Exercise task ▸ Exclude all pictures, then copy each of the records exactly as written.
# START OF Supplied information
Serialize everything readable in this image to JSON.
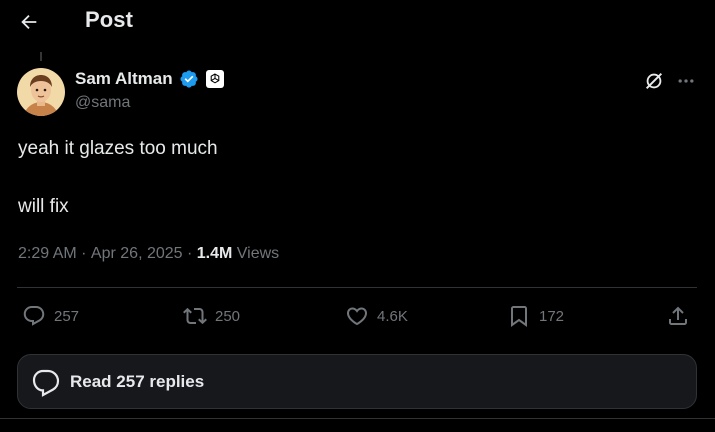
{
  "header": {
    "title": "Post"
  },
  "author": {
    "name": "Sam Altman",
    "handle": "@sama"
  },
  "tweet": {
    "lines": [
      "yeah it glazes too much",
      "will fix"
    ]
  },
  "meta": {
    "time": "2:29 AM",
    "separator": " · ",
    "date": "Apr 26, 2025",
    "views_count": "1.4M",
    "views_label": " Views"
  },
  "actions": {
    "replies": "257",
    "reposts": "250",
    "likes": "4.6K",
    "bookmarks": "172"
  },
  "read_replies": {
    "label": "Read 257 replies"
  },
  "colors": {
    "background": "#000000",
    "text": "#e7e9ea",
    "muted": "#71767b",
    "verified": "#1d9bf0",
    "border": "#2f3336"
  },
  "icons": {
    "back": "arrow-left-icon",
    "verified": "verified-badge-icon",
    "affiliation": "openai-logo-icon",
    "grok": "grok-icon",
    "more": "more-dots-icon",
    "reply": "reply-icon",
    "repost": "repost-icon",
    "like": "heart-icon",
    "bookmark": "bookmark-icon",
    "share": "share-icon"
  }
}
# END OF Supplied information
Result ▸
Serialize everything readable in this image to JSON.
{
  "header": {
    "title": "Post"
  },
  "author": {
    "name": "Sam Altman",
    "handle": "@sama"
  },
  "tweet": {
    "lines": [
      "yeah it glazes too much",
      "will fix"
    ]
  },
  "meta": {
    "time": "2:29 AM",
    "separator": " · ",
    "date": "Apr 26, 2025",
    "views_count": "1.4M",
    "views_label": " Views"
  },
  "actions": {
    "replies": "257",
    "reposts": "250",
    "likes": "4.6K",
    "bookmarks": "172"
  },
  "read_replies": {
    "label": "Read 257 replies"
  },
  "colors": {
    "background": "#000000",
    "text": "#e7e9ea",
    "muted": "#71767b",
    "verified": "#1d9bf0",
    "border": "#2f3336"
  },
  "icons": {
    "back": "arrow-left-icon",
    "verified": "verified-badge-icon",
    "affiliation": "openai-logo-icon",
    "grok": "grok-icon",
    "more": "more-dots-icon",
    "reply": "reply-icon",
    "repost": "repost-icon",
    "like": "heart-icon",
    "bookmark": "bookmark-icon",
    "share": "share-icon"
  }
}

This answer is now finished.